What you will do:
(a) According to the passage on the company's regulatory issues and financial position, why may the June 2025 matter of errors in the 2021 and 2022 financial statements be the most important factor in the continuing trust discount?
(b) In the passage on the company's regulatory issues and financial position, what amount of accumulated losses is reported?

Excerpted passage:
------------------------------

There is also a second thread that is not only about CE. In June 2025 the company itself reported to the Authority on an investigative audit report concerning errors discovered in the 2021 and 2022 financial statements, errors that forced republication and restatement of those accounts. The Authority decided to conduct an administrative review on that matter too, and to the company’s knowledge it was still unresolved as of the report date. This may be the single most important item for the continuing trust discount, because it means that even if the CE case is narrowed, the credibility issue around prior-year accounting is still not closed.

Why this sits on the equity layer

At this point the regulatory story has to be connected to the financial position, rather than left as a footnote inside “risks.” Both the board report and the auditor’s report point to the same reality: a NIS 5.191 million operating loss in 2025, a NIS 5.853 million annual loss, accumulated losses of NIS 84.399 million, and only about NIS 3.9 million of cash and securities near the statement-signing date. At the same time, the ability to meet obligations in the foreseeable future still depends on management plans, an efficiency program, deferred payments, inventory that can be sold, and agreements with customers and distributors.

In a company in that position, trust is not cosmetic. It is part of the equity base. It affects how investors read every financing event, how much credit the market gives to management forecasts, and how willing the market is to underwrite future commercialization and regulatory milestones. When the company still has to prove operating improvement, regulatory progress, and funding stability at the same time, any additional noise in enforcement and governance increases the discount the market is likely to apply to the shares.

------------------------------

Source data:
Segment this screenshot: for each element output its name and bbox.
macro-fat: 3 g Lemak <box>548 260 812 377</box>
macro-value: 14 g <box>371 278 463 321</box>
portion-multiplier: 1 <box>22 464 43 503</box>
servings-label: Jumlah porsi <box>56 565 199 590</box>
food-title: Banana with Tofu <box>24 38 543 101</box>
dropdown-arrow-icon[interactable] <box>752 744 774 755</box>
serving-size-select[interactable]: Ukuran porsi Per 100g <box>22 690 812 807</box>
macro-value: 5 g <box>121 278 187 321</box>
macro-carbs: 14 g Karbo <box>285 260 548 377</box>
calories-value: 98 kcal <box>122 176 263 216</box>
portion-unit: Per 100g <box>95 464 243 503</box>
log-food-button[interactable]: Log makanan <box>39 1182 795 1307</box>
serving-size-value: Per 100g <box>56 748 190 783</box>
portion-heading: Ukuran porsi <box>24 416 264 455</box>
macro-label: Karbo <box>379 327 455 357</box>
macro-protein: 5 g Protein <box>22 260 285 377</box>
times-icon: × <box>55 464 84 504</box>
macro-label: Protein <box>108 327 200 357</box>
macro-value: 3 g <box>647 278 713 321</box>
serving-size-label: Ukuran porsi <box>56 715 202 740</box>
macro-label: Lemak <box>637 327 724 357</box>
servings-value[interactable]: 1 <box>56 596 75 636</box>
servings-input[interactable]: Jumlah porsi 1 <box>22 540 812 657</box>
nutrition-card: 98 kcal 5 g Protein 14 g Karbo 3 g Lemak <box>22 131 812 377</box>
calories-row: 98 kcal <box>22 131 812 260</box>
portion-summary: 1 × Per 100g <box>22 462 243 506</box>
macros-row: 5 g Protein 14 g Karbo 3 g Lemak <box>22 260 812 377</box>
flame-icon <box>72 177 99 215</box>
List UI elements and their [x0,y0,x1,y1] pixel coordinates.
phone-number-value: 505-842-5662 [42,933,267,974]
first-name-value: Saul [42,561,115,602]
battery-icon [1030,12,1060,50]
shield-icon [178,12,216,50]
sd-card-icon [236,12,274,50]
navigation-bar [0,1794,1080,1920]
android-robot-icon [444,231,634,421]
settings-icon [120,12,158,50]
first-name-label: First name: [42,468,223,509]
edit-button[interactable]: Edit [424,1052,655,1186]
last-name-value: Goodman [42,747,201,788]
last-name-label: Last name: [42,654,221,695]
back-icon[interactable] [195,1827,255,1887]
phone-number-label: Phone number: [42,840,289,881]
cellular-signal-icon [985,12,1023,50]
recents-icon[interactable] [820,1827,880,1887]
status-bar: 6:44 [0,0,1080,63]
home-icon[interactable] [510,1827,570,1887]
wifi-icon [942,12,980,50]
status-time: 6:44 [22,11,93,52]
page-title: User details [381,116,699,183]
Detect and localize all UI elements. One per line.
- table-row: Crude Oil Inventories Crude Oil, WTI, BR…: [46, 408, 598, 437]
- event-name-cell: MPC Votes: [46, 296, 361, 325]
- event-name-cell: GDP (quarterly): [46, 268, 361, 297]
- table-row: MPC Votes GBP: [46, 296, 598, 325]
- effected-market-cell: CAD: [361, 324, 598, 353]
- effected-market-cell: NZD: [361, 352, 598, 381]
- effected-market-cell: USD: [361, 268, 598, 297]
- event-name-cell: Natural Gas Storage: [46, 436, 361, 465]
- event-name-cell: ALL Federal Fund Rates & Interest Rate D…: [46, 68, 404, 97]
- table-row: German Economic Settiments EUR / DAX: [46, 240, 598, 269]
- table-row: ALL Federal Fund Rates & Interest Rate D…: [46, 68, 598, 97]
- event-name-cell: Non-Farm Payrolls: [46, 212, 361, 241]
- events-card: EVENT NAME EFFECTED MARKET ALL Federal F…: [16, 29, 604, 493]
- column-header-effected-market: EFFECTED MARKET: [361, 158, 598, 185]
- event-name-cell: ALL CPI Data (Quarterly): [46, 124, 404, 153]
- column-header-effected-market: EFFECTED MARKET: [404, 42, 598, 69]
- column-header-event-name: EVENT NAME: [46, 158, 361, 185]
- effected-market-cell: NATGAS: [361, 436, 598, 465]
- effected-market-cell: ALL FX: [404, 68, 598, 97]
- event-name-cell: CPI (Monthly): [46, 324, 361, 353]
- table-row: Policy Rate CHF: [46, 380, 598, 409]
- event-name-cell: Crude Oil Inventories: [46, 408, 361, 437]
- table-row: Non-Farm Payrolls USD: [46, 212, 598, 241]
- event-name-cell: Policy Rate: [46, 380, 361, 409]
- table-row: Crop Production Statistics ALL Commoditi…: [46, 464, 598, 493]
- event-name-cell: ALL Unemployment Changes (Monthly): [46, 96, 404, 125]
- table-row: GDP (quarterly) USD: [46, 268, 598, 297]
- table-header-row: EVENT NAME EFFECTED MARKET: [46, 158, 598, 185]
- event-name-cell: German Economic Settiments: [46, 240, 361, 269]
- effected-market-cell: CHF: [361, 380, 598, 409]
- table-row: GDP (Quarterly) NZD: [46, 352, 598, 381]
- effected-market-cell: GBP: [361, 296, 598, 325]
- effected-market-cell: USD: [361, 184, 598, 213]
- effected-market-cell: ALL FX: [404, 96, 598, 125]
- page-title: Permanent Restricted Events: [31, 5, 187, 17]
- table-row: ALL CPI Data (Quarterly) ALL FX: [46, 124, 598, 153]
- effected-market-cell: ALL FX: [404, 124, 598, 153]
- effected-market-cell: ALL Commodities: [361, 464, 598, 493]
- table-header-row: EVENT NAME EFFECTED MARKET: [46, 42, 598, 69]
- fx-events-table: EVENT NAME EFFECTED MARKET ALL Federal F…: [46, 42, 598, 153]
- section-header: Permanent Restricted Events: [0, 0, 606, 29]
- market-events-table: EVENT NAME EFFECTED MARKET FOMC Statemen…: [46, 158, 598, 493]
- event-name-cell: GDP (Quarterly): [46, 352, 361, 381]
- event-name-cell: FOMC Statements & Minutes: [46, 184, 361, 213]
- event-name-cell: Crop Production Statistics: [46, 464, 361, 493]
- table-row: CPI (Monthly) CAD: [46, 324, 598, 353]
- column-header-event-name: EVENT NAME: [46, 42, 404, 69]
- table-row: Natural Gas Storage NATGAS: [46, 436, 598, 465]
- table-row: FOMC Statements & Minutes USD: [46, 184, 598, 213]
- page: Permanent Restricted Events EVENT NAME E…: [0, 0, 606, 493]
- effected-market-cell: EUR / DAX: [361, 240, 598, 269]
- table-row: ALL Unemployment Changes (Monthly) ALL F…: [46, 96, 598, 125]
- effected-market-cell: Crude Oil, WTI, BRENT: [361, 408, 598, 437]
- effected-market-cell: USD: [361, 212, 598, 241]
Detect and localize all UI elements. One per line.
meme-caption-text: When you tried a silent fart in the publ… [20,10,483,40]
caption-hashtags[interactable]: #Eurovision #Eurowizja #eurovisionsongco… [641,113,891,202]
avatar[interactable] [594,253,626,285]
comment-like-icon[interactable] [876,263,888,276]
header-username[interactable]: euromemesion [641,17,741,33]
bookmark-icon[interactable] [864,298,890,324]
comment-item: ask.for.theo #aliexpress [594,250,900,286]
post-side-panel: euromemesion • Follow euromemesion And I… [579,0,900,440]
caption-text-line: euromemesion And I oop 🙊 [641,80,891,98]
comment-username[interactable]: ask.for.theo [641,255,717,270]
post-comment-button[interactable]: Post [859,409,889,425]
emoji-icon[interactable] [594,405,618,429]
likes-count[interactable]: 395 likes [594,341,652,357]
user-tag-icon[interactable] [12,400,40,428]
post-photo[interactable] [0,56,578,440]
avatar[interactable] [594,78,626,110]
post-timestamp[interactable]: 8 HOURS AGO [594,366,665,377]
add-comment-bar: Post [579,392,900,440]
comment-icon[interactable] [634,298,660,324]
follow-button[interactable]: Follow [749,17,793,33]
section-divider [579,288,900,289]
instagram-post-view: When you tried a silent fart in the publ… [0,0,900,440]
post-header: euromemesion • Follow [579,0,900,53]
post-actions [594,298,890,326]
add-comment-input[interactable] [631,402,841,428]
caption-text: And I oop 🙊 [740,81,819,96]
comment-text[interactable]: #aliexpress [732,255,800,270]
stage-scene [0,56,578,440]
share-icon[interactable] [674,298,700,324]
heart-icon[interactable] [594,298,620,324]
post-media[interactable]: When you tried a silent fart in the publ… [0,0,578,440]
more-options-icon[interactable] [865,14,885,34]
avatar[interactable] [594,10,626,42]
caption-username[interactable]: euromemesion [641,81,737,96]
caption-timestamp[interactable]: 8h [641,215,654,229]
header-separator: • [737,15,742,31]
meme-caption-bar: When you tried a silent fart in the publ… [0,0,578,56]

------------------------------

Task responses:
(a) The Authority is conducting an administrative review of the matter, and it was still unresolved as of the report date. Even if the CE case is narrowed, the credibility issue around prior-year accounting therefore remains open.

(b) NIS 84.399 million.